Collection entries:
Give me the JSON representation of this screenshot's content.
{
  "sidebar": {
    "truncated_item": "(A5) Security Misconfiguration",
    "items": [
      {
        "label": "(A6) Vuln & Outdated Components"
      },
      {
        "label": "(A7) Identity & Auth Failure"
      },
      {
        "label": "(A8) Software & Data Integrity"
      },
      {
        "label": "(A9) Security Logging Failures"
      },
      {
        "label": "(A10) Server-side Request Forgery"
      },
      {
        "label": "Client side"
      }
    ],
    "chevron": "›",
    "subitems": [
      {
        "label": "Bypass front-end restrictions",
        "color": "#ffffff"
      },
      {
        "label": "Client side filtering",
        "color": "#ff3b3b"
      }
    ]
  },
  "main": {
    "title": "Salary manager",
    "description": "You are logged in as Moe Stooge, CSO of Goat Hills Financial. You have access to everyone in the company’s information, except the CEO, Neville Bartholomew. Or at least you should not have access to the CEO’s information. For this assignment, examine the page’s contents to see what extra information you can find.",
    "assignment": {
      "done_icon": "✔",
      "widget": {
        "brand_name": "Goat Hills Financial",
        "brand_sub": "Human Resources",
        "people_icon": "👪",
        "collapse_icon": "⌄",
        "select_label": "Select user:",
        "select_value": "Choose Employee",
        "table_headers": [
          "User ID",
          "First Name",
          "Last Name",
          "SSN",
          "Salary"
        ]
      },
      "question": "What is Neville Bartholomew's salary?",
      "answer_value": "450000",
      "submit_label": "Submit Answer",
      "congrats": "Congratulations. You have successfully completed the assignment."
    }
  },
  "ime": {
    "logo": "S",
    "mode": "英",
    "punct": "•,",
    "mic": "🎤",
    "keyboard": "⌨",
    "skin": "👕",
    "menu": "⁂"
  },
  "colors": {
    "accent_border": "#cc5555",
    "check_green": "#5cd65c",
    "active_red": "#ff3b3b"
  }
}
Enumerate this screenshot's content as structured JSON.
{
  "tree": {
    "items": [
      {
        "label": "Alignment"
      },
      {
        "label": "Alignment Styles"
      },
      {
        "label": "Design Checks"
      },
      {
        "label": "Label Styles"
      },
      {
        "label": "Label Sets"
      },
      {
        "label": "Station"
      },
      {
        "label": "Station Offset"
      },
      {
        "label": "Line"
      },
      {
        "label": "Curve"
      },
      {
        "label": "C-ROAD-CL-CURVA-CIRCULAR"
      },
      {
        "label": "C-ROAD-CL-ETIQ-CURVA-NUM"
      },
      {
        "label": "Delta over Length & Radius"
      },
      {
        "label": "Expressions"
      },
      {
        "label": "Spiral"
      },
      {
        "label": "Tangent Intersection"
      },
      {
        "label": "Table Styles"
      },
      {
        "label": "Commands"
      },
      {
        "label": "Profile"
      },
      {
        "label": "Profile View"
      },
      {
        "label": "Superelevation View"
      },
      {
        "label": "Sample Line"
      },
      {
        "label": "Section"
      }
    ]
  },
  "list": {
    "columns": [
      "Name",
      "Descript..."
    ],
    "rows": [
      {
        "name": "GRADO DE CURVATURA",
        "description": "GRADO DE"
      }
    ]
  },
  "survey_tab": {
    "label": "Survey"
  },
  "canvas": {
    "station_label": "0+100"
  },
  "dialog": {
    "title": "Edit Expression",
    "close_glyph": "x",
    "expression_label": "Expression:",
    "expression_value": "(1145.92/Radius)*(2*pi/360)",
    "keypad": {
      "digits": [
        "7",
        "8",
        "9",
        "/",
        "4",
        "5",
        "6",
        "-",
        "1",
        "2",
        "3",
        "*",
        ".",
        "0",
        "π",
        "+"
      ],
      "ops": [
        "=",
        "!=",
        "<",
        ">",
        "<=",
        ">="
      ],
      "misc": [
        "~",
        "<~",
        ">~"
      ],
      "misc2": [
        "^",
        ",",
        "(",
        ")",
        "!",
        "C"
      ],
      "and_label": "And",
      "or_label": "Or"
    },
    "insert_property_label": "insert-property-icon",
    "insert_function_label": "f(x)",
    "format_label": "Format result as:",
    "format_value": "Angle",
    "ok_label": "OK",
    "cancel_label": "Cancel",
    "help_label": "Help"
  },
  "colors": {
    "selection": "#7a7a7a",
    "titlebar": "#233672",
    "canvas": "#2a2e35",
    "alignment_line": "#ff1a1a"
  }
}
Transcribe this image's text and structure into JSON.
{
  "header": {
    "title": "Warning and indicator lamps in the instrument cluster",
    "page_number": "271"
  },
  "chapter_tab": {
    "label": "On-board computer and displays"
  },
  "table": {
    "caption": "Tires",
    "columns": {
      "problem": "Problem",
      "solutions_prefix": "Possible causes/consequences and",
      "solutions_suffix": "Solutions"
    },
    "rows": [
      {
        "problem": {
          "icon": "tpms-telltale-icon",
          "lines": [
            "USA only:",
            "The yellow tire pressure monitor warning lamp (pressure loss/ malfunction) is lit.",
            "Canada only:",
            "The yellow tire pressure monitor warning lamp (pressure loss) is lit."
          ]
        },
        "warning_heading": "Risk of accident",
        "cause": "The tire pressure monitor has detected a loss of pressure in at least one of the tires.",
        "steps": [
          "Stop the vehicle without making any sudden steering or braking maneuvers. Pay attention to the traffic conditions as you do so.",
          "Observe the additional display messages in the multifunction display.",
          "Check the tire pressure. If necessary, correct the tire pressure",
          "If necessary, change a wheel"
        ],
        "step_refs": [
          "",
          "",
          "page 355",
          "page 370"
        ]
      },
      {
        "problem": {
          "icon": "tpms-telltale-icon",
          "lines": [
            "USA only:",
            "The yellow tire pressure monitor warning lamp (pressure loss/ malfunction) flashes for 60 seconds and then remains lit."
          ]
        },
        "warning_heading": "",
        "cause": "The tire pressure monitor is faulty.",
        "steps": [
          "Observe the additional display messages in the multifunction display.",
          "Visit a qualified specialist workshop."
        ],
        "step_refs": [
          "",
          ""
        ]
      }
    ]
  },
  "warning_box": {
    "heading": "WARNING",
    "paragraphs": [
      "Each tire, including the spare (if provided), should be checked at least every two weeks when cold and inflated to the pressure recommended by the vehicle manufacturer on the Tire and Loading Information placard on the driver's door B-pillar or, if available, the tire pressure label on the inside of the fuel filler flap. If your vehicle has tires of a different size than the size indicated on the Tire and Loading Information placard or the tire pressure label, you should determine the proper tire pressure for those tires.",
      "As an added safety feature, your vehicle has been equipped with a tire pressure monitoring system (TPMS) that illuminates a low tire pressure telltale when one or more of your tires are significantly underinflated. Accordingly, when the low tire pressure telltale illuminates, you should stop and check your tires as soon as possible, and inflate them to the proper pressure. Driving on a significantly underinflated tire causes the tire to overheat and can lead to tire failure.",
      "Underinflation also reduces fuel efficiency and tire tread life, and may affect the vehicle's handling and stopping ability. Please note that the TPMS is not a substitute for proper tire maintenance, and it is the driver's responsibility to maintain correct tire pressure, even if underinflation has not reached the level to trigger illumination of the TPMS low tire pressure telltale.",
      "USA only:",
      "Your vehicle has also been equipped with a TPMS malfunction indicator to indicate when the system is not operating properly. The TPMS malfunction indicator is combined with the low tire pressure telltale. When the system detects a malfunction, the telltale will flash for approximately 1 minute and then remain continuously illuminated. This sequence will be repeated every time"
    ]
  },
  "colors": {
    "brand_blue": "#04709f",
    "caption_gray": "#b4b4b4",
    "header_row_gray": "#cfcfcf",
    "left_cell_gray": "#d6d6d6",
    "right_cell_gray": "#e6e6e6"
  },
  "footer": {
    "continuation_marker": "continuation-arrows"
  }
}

Exercise instructions:
Retype all the material above precisely, with no line left out.

The result:
Give me the JSON representation of this screenshot's content.
{
  "sidebar": {
    "truncated_item": "(A5) Security Misconfiguration",
    "items": [
      {
        "label": "(A6) Vuln & Outdated Components"
      },
      {
        "label": "(A7) Identity & Auth Failure"
      },
      {
        "label": "(A8) Software & Data Integrity"
      },
      {
        "label": "(A9) Security Logging Failures"
      },
      {
        "label": "(A10) Server-side Request Forgery"
      },
      {
        "label": "Client side"
      }
    ],
    "chevron": "›",
    "subitems": [
      {
        "label": "Bypass front-end restrictions",
        "color": "#ffffff"
      },
      {
        "label": "Client side filtering",
        "color": "#ff3b3b"
      }
    ]
  },
  "main": {
    "title": "Salary manager",
    "description": "You are logged in as Moe Stooge, CSO of Goat Hills Financial. You have access to everyone in the company’s information, except the CEO, Neville Bartholomew. Or at least you should not have access to the CEO’s information. For this assignment, examine the page’s contents to see what extra information you can find.",
    "assignment": {
      "done_icon": "✔",
      "widget": {
        "brand_name": "Goat Hills Financial",
        "brand_sub": "Human Resources",
        "people_icon": "👪",
        "collapse_icon": "⌄",
        "select_label": "Select user:",
        "select_value": "Choose Employee",
        "table_headers": [
          "User ID",
          "First Name",
          "Last Name",
          "SSN",
          "Salary"
        ]
      },
      "question": "What is Neville Bartholomew's salary?",
      "answer_value": "450000",
      "submit_label": "Submit Answer",
      "congrats": "Congratulations. You have successfully completed the assignment."
    }
  },
  "ime": {
    "logo": "S",
    "mode": "英",
    "punct": "•,",
    "mic": "🎤",
    "keyboard": "⌨",
    "skin": "👕",
    "menu": "⁂"
  },
  "colors": {
    "accent_border": "#cc5555",
    "check_green": "#5cd65c",
    "active_red": "#ff3b3b"
  }
}
Enumerate this screenshot's content as structured JSON.
{
  "tree": {
    "items": [
      {
        "label": "Alignment"
      },
      {
        "label": "Alignment Styles"
      },
      {
        "label": "Design Checks"
      },
      {
        "label": "Label Styles"
      },
      {
        "label": "Label Sets"
      },
      {
        "label": "Station"
      },
      {
        "label": "Station Offset"
      },
      {
        "label": "Line"
      },
      {
        "label": "Curve"
      },
      {
        "label": "C-ROAD-CL-CURVA-CIRCULAR"
      },
      {
        "label": "C-ROAD-CL-ETIQ-CURVA-NUM"
      },
      {
        "label": "Delta over Length & Radius"
      },
      {
        "label": "Expressions"
      },
      {
        "label": "Spiral"
      },
      {
        "label": "Tangent Intersection"
      },
      {
        "label": "Table Styles"
      },
      {
        "label": "Commands"
      },
      {
        "label": "Profile"
      },
      {
        "label": "Profile View"
      },
      {
        "label": "Superelevation View"
      },
      {
        "label": "Sample Line"
      },
      {
        "label": "Section"
      }
    ]
  },
  "list": {
    "columns": [
      "Name",
      "Descript..."
    ],
    "rows": [
      {
        "name": "GRADO DE CURVATURA",
        "description": "GRADO DE"
      }
    ]
  },
  "survey_tab": {
    "label": "Survey"
  },
  "canvas": {
    "station_label": "0+100"
  },
  "dialog": {
    "title": "Edit Expression",
    "close_glyph": "x",
    "expression_label": "Expression:",
    "expression_value": "(1145.92/Radius)*(2*pi/360)",
    "keypad": {
      "digits": [
        "7",
        "8",
        "9",
        "/",
        "4",
        "5",
        "6",
        "-",
        "1",
        "2",
        "3",
        "*",
        ".",
        "0",
        "π",
        "+"
      ],
      "ops": [
        "=",
        "!=",
        "<",
        ">",
        "<=",
        ">="
      ],
      "misc": [
        "~",
        "<~",
        ">~"
      ],
      "misc2": [
        "^",
        ",",
        "(",
        ")",
        "!",
        "C"
      ],
      "and_label": "And",
      "or_label": "Or"
    },
    "insert_property_label": "insert-property-icon",
    "insert_function_label": "f(x)",
    "format_label": "Format result as:",
    "format_value": "Angle",
    "ok_label": "OK",
    "cancel_label": "Cancel",
    "help_label": "Help"
  },
  "colors": {
    "selection": "#7a7a7a",
    "titlebar": "#233672",
    "canvas": "#2a2e35",
    "alignment_line": "#ff1a1a"
  }
}
Transcribe this image's text and structure into JSON.
{
  "header": {
    "title": "Warning and indicator lamps in the instrument cluster",
    "page_number": "271"
  },
  "chapter_tab": {
    "label": "On-board computer and displays"
  },
  "table": {
    "caption": "Tires",
    "columns": {
      "problem": "Problem",
      "solutions_prefix": "Possible causes/consequences and",
      "solutions_suffix": "Solutions"
    },
    "rows": [
      {
        "problem": {
          "icon": "tpms-telltale-icon",
          "lines": [
            "USA only:",
            "The yellow tire pressure monitor warning lamp (pressure loss/ malfunction) is lit.",
            "Canada only:",
            "The yellow tire pressure monitor warning lamp (pressure loss) is lit."
          ]
        },
        "warning_heading": "Risk of accident",
        "cause": "The tire pressure monitor has detected a loss of pressure in at least one of the tires.",
        "steps": [
          "Stop the vehicle without making any sudden steering or braking maneuvers. Pay attention to the traffic conditions as you do so.",
          "Observe the additional display messages in the multifunction display.",
          "Check the tire pressure. If necessary, correct the tire pressure",
          "If necessary, change a wheel"
        ],
        "step_refs": [
          "",
          "",
          "page 355",
          "page 370"
        ]
      },
      {
        "problem": {
          "icon": "tpms-telltale-icon",
          "lines": [
            "USA only:",
            "The yellow tire pressure monitor warning lamp (pressure loss/ malfunction) flashes for 60 seconds and then remains lit."
          ]
        },
        "warning_heading": "",
        "cause": "The tire pressure monitor is faulty.",
        "steps": [
          "Observe the additional display messages in the multifunction display.",
          "Visit a qualified specialist workshop."
        ],
        "step_refs": [
          "",
          ""
        ]
      }
    ]
  },
  "warning_box": {
    "heading": "WARNING",
    "paragraphs": [
      "Each tire, including the spare (if provided), should be checked at least every two weeks when cold and inflated to the pressure recommended by the vehicle manufacturer on the Tire and Loading Information placard on the driver's door B-pillar or, if available, the tire pressure label on the inside of the fuel filler flap. If your vehicle has tires of a different size than the size indicated on the Tire and Loading Information placard or the tire pressure label, you should determine the proper tire pressure for those tires.",
      "As an added safety feature, your vehicle has been equipped with a tire pressure monitoring system (TPMS) that illuminates a low tire pressure telltale when one or more of your tires are significantly underinflated. Accordingly, when the low tire pressure telltale illuminates, you should stop and check your tires as soon as possible, and inflate them to the proper pressure. Driving on a significantly underinflated tire causes the tire to overheat and can lead to tire failure.",
      "Underinflation also reduces fuel efficiency and tire tread life, and may affect the vehicle's handling and stopping ability. Please note that the TPMS is not a substitute for proper tire maintenance, and it is the driver's responsibility to maintain correct tire pressure, even if underinflation has not reached the level to trigger illumination of the TPMS low tire pressure telltale.",
      "USA only:",
      "Your vehicle has also been equipped with a TPMS malfunction indicator to indicate when the system is not operating properly. The TPMS malfunction indicator is combined with the low tire pressure telltale. When the system detects a malfunction, the telltale will flash for approximately 1 minute and then remain continuously illuminated. This sequence will be repeated every time"
    ]
  },
  "colors": {
    "brand_blue": "#04709f",
    "caption_gray": "#b4b4b4",
    "header_row_gray": "#cfcfcf",
    "left_cell_gray": "#d6d6d6",
    "right_cell_gray": "#e6e6e6"
  },
  "footer": {
    "continuation_marker": "continuation-arrows"
  }
}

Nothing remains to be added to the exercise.